Copy out the listing in full, exactly as written, but not its pictures.

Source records
+ + + + + + +

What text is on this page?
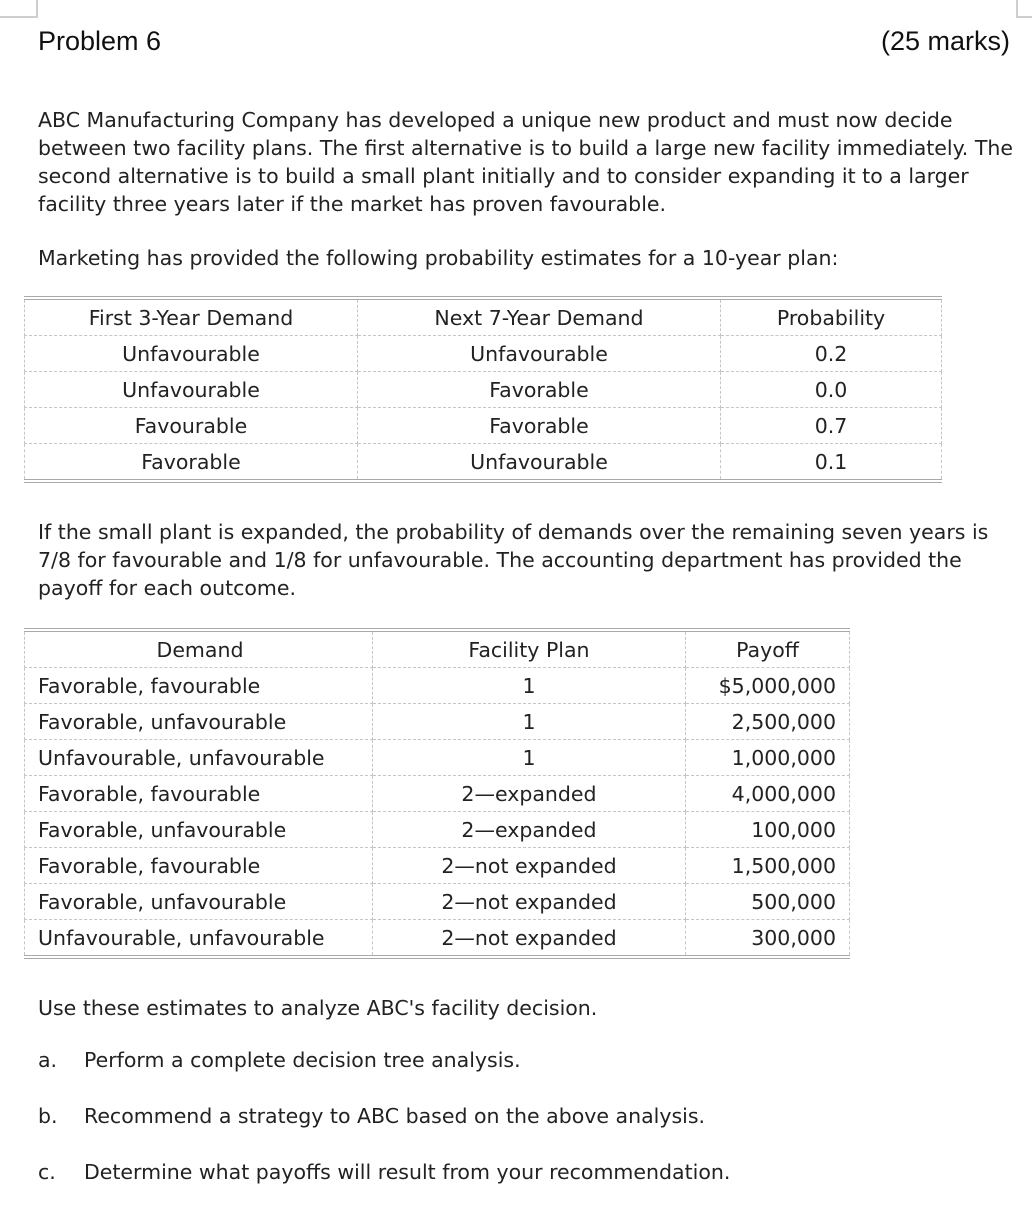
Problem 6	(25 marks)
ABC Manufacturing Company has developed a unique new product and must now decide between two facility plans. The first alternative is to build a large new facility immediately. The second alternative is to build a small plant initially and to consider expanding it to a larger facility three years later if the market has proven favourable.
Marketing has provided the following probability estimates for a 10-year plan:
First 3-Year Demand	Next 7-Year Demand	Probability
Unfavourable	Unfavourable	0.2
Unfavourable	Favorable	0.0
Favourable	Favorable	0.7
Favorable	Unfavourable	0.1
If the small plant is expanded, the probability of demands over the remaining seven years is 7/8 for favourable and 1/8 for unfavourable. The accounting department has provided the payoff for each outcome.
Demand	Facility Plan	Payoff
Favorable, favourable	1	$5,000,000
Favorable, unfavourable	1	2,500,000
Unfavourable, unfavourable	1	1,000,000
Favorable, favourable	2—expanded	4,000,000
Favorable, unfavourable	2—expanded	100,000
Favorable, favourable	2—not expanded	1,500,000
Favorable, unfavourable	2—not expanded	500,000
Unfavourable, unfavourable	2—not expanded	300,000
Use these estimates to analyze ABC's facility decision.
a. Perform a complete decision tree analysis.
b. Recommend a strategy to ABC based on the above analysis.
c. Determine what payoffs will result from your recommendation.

+ + + + + + +

**THE COMPLETED TASK:**
What text is on this page?
Problem 6	(25 marks)
ABC Manufacturing Company has developed a unique new product and must now decide between two facility plans. The first alternative is to build a large new facility immediately. The second alternative is to build a small plant initially and to consider expanding it to a larger facility three years later if the market has proven favourable.
Marketing has provided the following probability estimates for a 10-year plan:
First 3-Year Demand	Next 7-Year Demand	Probability
Unfavourable	Unfavourable	0.2
Unfavourable	Favorable	0.0
Favourable	Favorable	0.7
Favorable	Unfavourable	0.1
If the small plant is expanded, the probability of demands over the remaining seven years is 7/8 for favourable and 1/8 for unfavourable. The accounting department has provided the payoff for each outcome.
Demand	Facility Plan	Payoff
Favorable, favourable	1	$5,000,000
Favorable, unfavourable	1	2,500,000
Unfavourable, unfavourable	1	1,000,000
Favorable, favourable	2—expanded	4,000,000
Favorable, unfavourable	2—expanded	100,000
Favorable, favourable	2—not expanded	1,500,000
Favorable, unfavourable	2—not expanded	500,000
Unfavourable, unfavourable	2—not expanded	300,000
Use these estimates to analyze ABC's facility decision.
a. Perform a complete decision tree analysis.
b. Recommend a strategy to ABC based on the above analysis.
c. Determine what payoffs will result from your recommendation.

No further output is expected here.